- Dataset entries

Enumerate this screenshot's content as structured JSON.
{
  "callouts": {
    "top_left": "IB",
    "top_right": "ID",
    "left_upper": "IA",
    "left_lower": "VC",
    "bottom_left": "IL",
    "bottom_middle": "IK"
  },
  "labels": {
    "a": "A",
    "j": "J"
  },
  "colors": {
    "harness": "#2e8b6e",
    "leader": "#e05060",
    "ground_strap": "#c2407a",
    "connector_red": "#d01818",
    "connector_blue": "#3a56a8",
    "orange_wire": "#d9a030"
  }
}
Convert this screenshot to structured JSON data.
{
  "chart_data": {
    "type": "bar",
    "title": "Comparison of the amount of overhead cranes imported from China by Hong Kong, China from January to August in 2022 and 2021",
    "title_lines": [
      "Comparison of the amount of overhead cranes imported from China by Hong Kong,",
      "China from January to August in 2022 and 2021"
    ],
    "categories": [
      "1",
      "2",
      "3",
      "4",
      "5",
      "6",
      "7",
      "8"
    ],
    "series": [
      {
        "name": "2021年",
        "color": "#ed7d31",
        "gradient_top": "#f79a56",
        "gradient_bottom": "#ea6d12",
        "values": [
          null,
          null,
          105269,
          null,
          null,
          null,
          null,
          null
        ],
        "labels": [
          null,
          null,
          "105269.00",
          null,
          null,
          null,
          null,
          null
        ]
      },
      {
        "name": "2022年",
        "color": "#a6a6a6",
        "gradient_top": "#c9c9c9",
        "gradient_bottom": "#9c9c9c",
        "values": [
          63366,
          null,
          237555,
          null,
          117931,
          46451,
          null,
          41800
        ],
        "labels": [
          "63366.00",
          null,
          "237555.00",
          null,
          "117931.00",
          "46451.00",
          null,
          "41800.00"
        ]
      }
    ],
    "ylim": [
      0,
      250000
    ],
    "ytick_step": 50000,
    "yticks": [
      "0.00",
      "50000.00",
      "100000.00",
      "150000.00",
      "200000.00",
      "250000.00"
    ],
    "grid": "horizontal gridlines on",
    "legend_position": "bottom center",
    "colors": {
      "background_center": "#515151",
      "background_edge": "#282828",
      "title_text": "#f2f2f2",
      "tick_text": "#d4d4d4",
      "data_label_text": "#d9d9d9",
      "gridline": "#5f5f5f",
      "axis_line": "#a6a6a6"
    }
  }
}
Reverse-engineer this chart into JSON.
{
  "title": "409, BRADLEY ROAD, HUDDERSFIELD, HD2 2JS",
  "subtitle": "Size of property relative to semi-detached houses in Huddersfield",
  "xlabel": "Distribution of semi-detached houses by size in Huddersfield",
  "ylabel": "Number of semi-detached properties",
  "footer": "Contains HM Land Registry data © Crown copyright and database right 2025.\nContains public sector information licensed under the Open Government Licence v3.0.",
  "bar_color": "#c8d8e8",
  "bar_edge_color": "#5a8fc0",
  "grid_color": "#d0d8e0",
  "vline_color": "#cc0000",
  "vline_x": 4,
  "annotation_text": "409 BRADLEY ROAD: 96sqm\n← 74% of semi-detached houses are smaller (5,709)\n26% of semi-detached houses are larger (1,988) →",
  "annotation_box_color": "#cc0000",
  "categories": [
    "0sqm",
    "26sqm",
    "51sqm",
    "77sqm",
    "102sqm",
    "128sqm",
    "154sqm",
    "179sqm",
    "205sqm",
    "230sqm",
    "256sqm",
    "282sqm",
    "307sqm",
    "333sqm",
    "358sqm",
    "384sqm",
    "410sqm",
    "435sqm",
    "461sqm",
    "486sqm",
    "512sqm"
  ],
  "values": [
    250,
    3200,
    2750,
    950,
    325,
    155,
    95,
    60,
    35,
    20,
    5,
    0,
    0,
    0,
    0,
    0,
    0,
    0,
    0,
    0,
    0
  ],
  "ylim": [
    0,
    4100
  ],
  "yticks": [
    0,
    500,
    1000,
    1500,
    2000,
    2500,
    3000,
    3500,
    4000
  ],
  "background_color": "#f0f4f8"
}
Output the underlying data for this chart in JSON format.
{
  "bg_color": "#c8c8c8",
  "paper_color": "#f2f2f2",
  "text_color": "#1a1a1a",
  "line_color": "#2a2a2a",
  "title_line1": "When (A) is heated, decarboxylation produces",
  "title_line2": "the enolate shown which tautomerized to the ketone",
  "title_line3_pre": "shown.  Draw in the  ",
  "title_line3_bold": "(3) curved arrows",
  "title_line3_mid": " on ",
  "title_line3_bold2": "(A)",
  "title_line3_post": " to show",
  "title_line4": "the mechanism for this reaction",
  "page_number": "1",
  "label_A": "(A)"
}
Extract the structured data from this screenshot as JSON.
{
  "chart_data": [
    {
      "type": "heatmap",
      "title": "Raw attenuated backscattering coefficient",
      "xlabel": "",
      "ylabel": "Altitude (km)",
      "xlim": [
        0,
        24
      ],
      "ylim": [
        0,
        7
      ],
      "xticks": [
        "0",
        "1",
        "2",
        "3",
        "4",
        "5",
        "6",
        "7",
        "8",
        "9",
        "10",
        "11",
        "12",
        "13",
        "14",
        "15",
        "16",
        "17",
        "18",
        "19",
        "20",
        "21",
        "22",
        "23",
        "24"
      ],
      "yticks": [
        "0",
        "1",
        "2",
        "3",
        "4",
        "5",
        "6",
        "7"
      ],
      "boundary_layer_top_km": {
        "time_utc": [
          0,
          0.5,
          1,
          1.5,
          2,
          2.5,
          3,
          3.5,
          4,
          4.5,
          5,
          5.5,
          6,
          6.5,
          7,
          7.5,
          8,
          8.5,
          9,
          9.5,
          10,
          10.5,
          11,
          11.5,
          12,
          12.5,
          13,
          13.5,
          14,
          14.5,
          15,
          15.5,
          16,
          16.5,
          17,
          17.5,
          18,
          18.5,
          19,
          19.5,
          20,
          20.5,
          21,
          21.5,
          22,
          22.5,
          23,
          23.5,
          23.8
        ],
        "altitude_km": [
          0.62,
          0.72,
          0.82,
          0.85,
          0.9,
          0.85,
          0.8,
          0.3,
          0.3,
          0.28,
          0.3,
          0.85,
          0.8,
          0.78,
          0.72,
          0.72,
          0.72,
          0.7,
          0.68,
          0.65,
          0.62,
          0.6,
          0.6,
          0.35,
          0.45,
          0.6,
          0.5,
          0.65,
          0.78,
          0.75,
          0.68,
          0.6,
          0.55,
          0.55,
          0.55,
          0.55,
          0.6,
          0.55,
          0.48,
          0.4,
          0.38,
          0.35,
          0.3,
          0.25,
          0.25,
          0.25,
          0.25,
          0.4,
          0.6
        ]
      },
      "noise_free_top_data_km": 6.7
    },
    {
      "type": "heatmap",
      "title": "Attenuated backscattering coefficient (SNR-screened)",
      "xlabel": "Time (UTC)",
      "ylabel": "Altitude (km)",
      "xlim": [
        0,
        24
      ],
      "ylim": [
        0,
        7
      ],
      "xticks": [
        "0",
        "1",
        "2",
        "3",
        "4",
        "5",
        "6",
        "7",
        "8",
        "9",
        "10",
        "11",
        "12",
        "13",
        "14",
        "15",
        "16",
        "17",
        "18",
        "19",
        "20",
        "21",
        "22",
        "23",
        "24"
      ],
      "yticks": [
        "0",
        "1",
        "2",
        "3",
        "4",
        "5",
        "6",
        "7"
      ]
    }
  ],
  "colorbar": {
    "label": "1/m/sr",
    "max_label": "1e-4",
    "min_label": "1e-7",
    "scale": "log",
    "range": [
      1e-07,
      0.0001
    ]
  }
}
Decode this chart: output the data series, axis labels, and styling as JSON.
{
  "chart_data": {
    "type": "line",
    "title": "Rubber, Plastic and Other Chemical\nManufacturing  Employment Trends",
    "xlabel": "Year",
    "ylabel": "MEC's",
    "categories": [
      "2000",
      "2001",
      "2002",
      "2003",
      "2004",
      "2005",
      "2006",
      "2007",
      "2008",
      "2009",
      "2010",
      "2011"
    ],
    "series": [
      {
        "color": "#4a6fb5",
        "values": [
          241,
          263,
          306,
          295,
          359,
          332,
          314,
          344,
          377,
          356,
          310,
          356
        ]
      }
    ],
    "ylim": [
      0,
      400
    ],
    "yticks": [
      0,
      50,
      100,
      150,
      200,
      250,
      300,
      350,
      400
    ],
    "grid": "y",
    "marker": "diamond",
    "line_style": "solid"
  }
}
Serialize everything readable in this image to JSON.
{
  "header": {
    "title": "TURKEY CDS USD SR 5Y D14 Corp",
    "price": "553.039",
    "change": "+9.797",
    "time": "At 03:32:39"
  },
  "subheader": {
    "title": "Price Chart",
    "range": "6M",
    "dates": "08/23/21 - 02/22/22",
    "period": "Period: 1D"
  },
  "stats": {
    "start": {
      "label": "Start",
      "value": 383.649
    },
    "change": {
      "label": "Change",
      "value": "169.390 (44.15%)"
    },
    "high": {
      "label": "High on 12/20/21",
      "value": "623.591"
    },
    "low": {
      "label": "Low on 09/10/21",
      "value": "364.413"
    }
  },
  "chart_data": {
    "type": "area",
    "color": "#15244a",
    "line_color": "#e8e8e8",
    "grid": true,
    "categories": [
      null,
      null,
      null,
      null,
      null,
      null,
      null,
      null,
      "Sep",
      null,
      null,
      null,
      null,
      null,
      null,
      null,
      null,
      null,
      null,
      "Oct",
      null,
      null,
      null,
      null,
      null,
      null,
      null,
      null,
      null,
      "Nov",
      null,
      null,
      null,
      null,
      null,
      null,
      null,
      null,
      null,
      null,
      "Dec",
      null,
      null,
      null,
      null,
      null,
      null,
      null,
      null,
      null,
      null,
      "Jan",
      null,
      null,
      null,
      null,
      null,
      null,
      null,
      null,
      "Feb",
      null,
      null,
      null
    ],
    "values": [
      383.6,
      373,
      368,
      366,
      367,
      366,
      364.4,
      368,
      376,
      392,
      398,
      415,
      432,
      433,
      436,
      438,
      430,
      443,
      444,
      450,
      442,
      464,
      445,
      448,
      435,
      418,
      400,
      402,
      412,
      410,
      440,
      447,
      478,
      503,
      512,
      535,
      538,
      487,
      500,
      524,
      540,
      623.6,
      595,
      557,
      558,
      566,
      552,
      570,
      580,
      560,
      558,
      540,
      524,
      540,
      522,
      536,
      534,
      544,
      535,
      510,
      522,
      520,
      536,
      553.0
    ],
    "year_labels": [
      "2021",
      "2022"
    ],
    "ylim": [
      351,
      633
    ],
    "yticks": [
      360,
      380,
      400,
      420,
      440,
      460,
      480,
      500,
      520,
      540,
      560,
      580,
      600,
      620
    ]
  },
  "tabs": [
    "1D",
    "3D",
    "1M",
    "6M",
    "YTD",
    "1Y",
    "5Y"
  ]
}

- Instructions for the task
Copy out every line of the data that includes the word "type".

- Exercise response
    "type": "bar",
      "type": "heatmap",
      "type": "heatmap",
    "type": "line",
    "type": "area",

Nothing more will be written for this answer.